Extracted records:

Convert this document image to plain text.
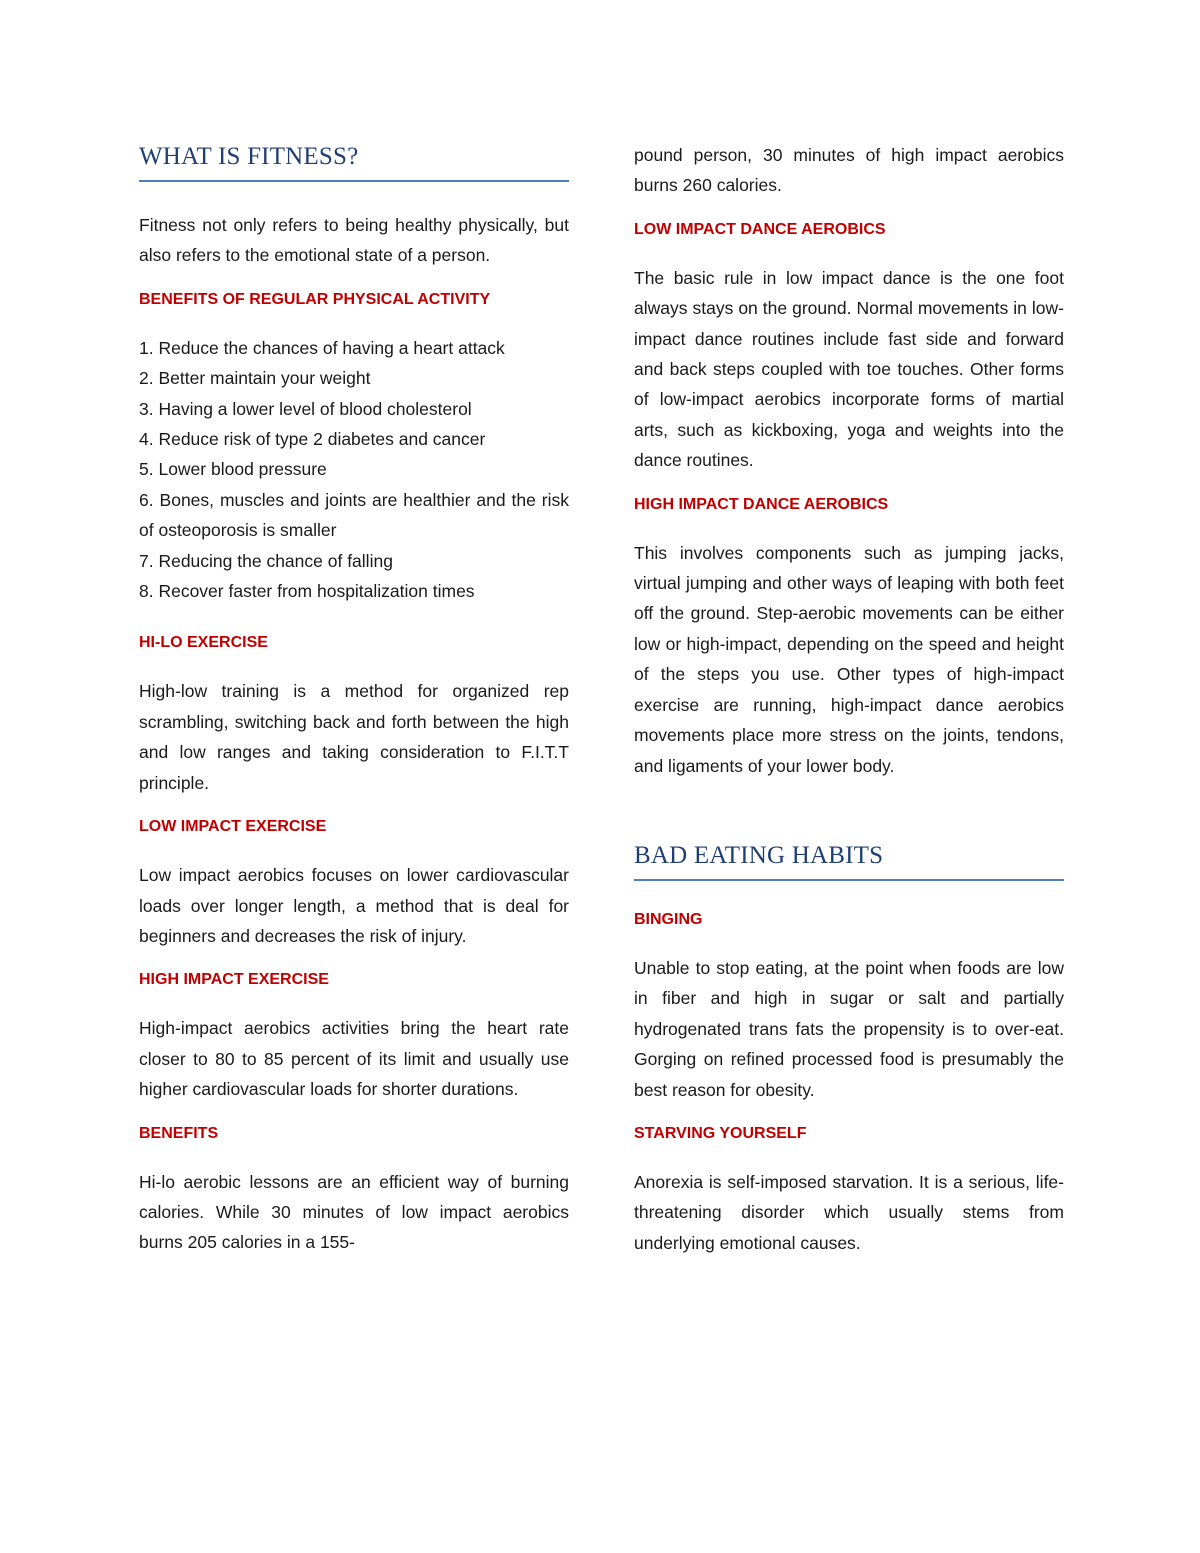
WHAT IS FITNESS?

Fitness not only refers to being healthy physically, but also refers to the emotional state of a person.

BENEFITS OF REGULAR PHYSICAL ACTIVITY
1. Reduce the chances of having a heart attack
2. Better maintain your weight
3. Having a lower level of blood cholesterol
4. Reduce risk of type 2 diabetes and cancer
5. Lower blood pressure
6. Bones, muscles and joints are healthier and the risk of osteoporosis is smaller
7. Reducing the chance of falling
8. Recover faster from hospitalization times
HI-LO EXERCISE

High-low training is a method for organized rep scrambling, switching back and forth between the high and low ranges and taking consideration to F.I.T.T principle.

LOW IMPACT EXERCISE

Low impact aerobics focuses on lower cardiovascular loads over longer length, a method that is deal for beginners and decreases the risk of injury.

HIGH IMPACT EXERCISE

High-impact aerobics activities bring the heart rate closer to 80 to 85 percent of its limit and usually use higher cardiovascular loads for shorter durations.

BENEFITS

Hi-lo aerobic lessons are an efficient way of burning calories. While 30 minutes of low impact aerobics burns 205 calories in a 155-

pound person, 30 minutes of high impact aerobics burns 260 calories.

LOW IMPACT DANCE AEROBICS

The basic rule in low impact dance is the one foot always stays on the ground. Normal movements in low-impact dance routines include fast side and forward and back steps coupled with toe touches. Other forms of low-impact aerobics incorporate forms of martial arts, such as kickboxing, yoga and weights into the dance routines.

HIGH IMPACT DANCE AEROBICS

This involves components such as jumping jacks, virtual jumping and other ways of leaping with both feet off the ground. Step-aerobic movements can be either low or high-impact, depending on the speed and height of the steps you use. Other types of high-impact exercise are running, high-impact dance aerobics movements place more stress on the joints, tendons, and ligaments of your lower body.

BAD EATING HABITS
BINGING

Unable to stop eating, at the point when foods are low in fiber and high in sugar or salt and partially hydrogenated trans fats the propensity is to over-eat. Gorging on refined processed food is presumably the best reason for obesity.

STARVING YOURSELF

Anorexia is self-imposed starvation. It is a serious, life-threatening disorder which usually stems from underlying emotional causes.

• **Task to complete**
Copy everything in the records above except the pictures, exactly as written.

• **Output of the exercise**
Convert this document image to plain text.
WHAT IS FITNESS?

Fitness not only refers to being healthy physically, but also refers to the emotional state of a person.

BENEFITS OF REGULAR PHYSICAL ACTIVITY
1. Reduce the chances of having a heart attack
2. Better maintain your weight
3. Having a lower level of blood cholesterol
4. Reduce risk of type 2 diabetes and cancer
5. Lower blood pressure
6. Bones, muscles and joints are healthier and the risk of osteoporosis is smaller
7. Reducing the chance of falling
8. Recover faster from hospitalization times
HI-LO EXERCISE

High-low training is a method for organized rep scrambling, switching back and forth between the high and low ranges and taking consideration to F.I.T.T principle.

LOW IMPACT EXERCISE

Low impact aerobics focuses on lower cardiovascular loads over longer length, a method that is deal for beginners and decreases the risk of injury.

HIGH IMPACT EXERCISE

High-impact aerobics activities bring the heart rate closer to 80 to 85 percent of its limit and usually use higher cardiovascular loads for shorter durations.

BENEFITS

Hi-lo aerobic lessons are an efficient way of burning calories. While 30 minutes of low impact aerobics burns 205 calories in a 155-

pound person, 30 minutes of high impact aerobics burns 260 calories.

LOW IMPACT DANCE AEROBICS

The basic rule in low impact dance is the one foot always stays on the ground. Normal movements in low-impact dance routines include fast side and forward and back steps coupled with toe touches. Other forms of low-impact aerobics incorporate forms of martial arts, such as kickboxing, yoga and weights into the dance routines.

HIGH IMPACT DANCE AEROBICS

This involves components such as jumping jacks, virtual jumping and other ways of leaping with both feet off the ground. Step-aerobic movements can be either low or high-impact, depending on the speed and height of the steps you use. Other types of high-impact exercise are running, high-impact dance aerobics movements place more stress on the joints, tendons, and ligaments of your lower body.

BAD EATING HABITS
BINGING

Unable to stop eating, at the point when foods are low in fiber and high in sugar or salt and partially hydrogenated trans fats the propensity is to over-eat. Gorging on refined processed food is presumably the best reason for obesity.

STARVING YOURSELF

Anorexia is self-imposed starvation. It is a serious, life-threatening disorder which usually stems from underlying emotional causes.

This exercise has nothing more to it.